Your goal: Copy out the records in full, word for word, without pictures.
* Start Material provided *
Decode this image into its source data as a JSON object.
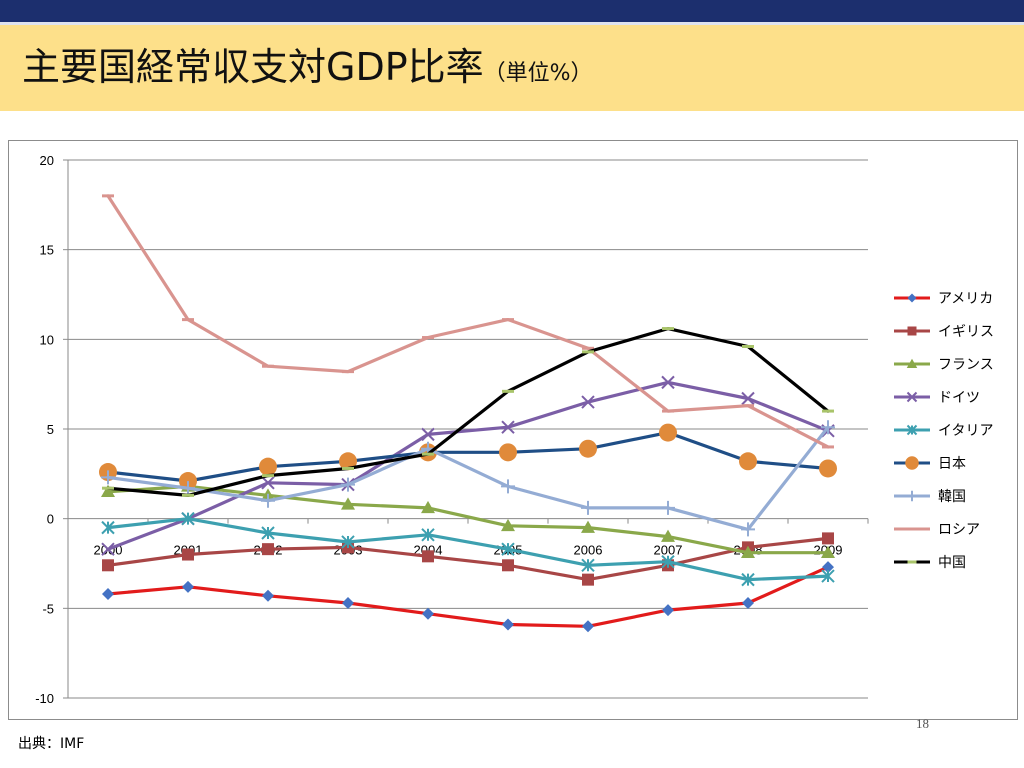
{
  "title": {
    "main": "主要国経常収支対GDP比率",
    "unit": "（単位%）"
  },
  "page_number": "18",
  "source": "出典：IMF",
  "chart_data": {
    "type": "line",
    "categories": [
      "2000",
      "2001",
      "2002",
      "2003",
      "2004",
      "2005",
      "2006",
      "2007",
      "2008",
      "2009"
    ],
    "ylim": [
      -10,
      20
    ],
    "yticks": [
      20,
      15,
      10,
      5,
      0,
      -5,
      -10
    ],
    "grid": true,
    "legend_position": "right",
    "series": [
      {
        "name": "アメリカ",
        "color": "#e21b1b",
        "marker": "diamond",
        "markerColor": "#4472c4",
        "values": [
          -4.2,
          -3.8,
          -4.3,
          -4.7,
          -5.3,
          -5.9,
          -6.0,
          -5.1,
          -4.7,
          -2.7
        ]
      },
      {
        "name": "イギリス",
        "color": "#a84646",
        "marker": "square",
        "markerColor": "#a84646",
        "values": [
          -2.6,
          -2.0,
          -1.7,
          -1.6,
          -2.1,
          -2.6,
          -3.4,
          -2.6,
          -1.6,
          -1.1
        ]
      },
      {
        "name": "フランス",
        "color": "#8aa84a",
        "marker": "triangle",
        "markerColor": "#8aa84a",
        "values": [
          1.5,
          1.8,
          1.3,
          0.8,
          0.6,
          -0.4,
          -0.5,
          -1.0,
          -1.9,
          -1.9
        ]
      },
      {
        "name": "ドイツ",
        "color": "#7b5ea6",
        "marker": "x",
        "markerColor": "#7b5ea6",
        "values": [
          -1.7,
          0.0,
          2.0,
          1.9,
          4.7,
          5.1,
          6.5,
          7.6,
          6.7,
          4.9
        ]
      },
      {
        "name": "イタリア",
        "color": "#3da0b0",
        "marker": "star",
        "markerColor": "#3da0b0",
        "values": [
          -0.5,
          0.0,
          -0.8,
          -1.3,
          -0.9,
          -1.7,
          -2.6,
          -2.4,
          -3.4,
          -3.2
        ]
      },
      {
        "name": "日本",
        "color": "#1f4e86",
        "marker": "circle",
        "markerColor": "#e08a3a",
        "values": [
          2.6,
          2.1,
          2.9,
          3.2,
          3.7,
          3.7,
          3.9,
          4.8,
          3.2,
          2.8
        ]
      },
      {
        "name": "韓国",
        "color": "#94acd4",
        "marker": "plus",
        "markerColor": "#94acd4",
        "values": [
          2.3,
          1.7,
          1.0,
          1.9,
          3.9,
          1.8,
          0.6,
          0.6,
          -0.6,
          5.1
        ]
      },
      {
        "name": "ロシア",
        "color": "#d9948f",
        "marker": "dash",
        "markerColor": "#d9948f",
        "values": [
          18.0,
          11.1,
          8.5,
          8.2,
          10.1,
          11.1,
          9.5,
          6.0,
          6.3,
          4.0
        ]
      },
      {
        "name": "中国",
        "color": "#000000",
        "marker": "dash",
        "markerColor": "#a9c46a",
        "values": [
          1.7,
          1.3,
          2.4,
          2.8,
          3.6,
          7.1,
          9.3,
          10.6,
          9.6,
          6.0
        ]
      }
    ]
  }
}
* End Material provided *
Completed exercise:
Decode this image into its source data as a JSON object.
{
  "title": {
    "main": "主要国経常収支対GDP比率",
    "unit": "（単位%）"
  },
  "page_number": "18",
  "source": "出典：IMF",
  "chart_data": {
    "type": "line",
    "categories": [
      "2000",
      "2001",
      "2002",
      "2003",
      "2004",
      "2005",
      "2006",
      "2007",
      "2008",
      "2009"
    ],
    "ylim": [
      -10,
      20
    ],
    "yticks": [
      20,
      15,
      10,
      5,
      0,
      -5,
      -10
    ],
    "grid": true,
    "legend_position": "right",
    "series": [
      {
        "name": "アメリカ",
        "color": "#e21b1b",
        "marker": "diamond",
        "markerColor": "#4472c4",
        "values": [
          -4.2,
          -3.8,
          -4.3,
          -4.7,
          -5.3,
          -5.9,
          -6.0,
          -5.1,
          -4.7,
          -2.7
        ]
      },
      {
        "name": "イギリス",
        "color": "#a84646",
        "marker": "square",
        "markerColor": "#a84646",
        "values": [
          -2.6,
          -2.0,
          -1.7,
          -1.6,
          -2.1,
          -2.6,
          -3.4,
          -2.6,
          -1.6,
          -1.1
        ]
      },
      {
        "name": "フランス",
        "color": "#8aa84a",
        "marker": "triangle",
        "markerColor": "#8aa84a",
        "values": [
          1.5,
          1.8,
          1.3,
          0.8,
          0.6,
          -0.4,
          -0.5,
          -1.0,
          -1.9,
          -1.9
        ]
      },
      {
        "name": "ドイツ",
        "color": "#7b5ea6",
        "marker": "x",
        "markerColor": "#7b5ea6",
        "values": [
          -1.7,
          0.0,
          2.0,
          1.9,
          4.7,
          5.1,
          6.5,
          7.6,
          6.7,
          4.9
        ]
      },
      {
        "name": "イタリア",
        "color": "#3da0b0",
        "marker": "star",
        "markerColor": "#3da0b0",
        "values": [
          -0.5,
          0.0,
          -0.8,
          -1.3,
          -0.9,
          -1.7,
          -2.6,
          -2.4,
          -3.4,
          -3.2
        ]
      },
      {
        "name": "日本",
        "color": "#1f4e86",
        "marker": "circle",
        "markerColor": "#e08a3a",
        "values": [
          2.6,
          2.1,
          2.9,
          3.2,
          3.7,
          3.7,
          3.9,
          4.8,
          3.2,
          2.8
        ]
      },
      {
        "name": "韓国",
        "color": "#94acd4",
        "marker": "plus",
        "markerColor": "#94acd4",
        "values": [
          2.3,
          1.7,
          1.0,
          1.9,
          3.9,
          1.8,
          0.6,
          0.6,
          -0.6,
          5.1
        ]
      },
      {
        "name": "ロシア",
        "color": "#d9948f",
        "marker": "dash",
        "markerColor": "#d9948f",
        "values": [
          18.0,
          11.1,
          8.5,
          8.2,
          10.1,
          11.1,
          9.5,
          6.0,
          6.3,
          4.0
        ]
      },
      {
        "name": "中国",
        "color": "#000000",
        "marker": "dash",
        "markerColor": "#a9c46a",
        "values": [
          1.7,
          1.3,
          2.4,
          2.8,
          3.6,
          7.1,
          9.3,
          10.6,
          9.6,
          6.0
        ]
      }
    ]
  }
}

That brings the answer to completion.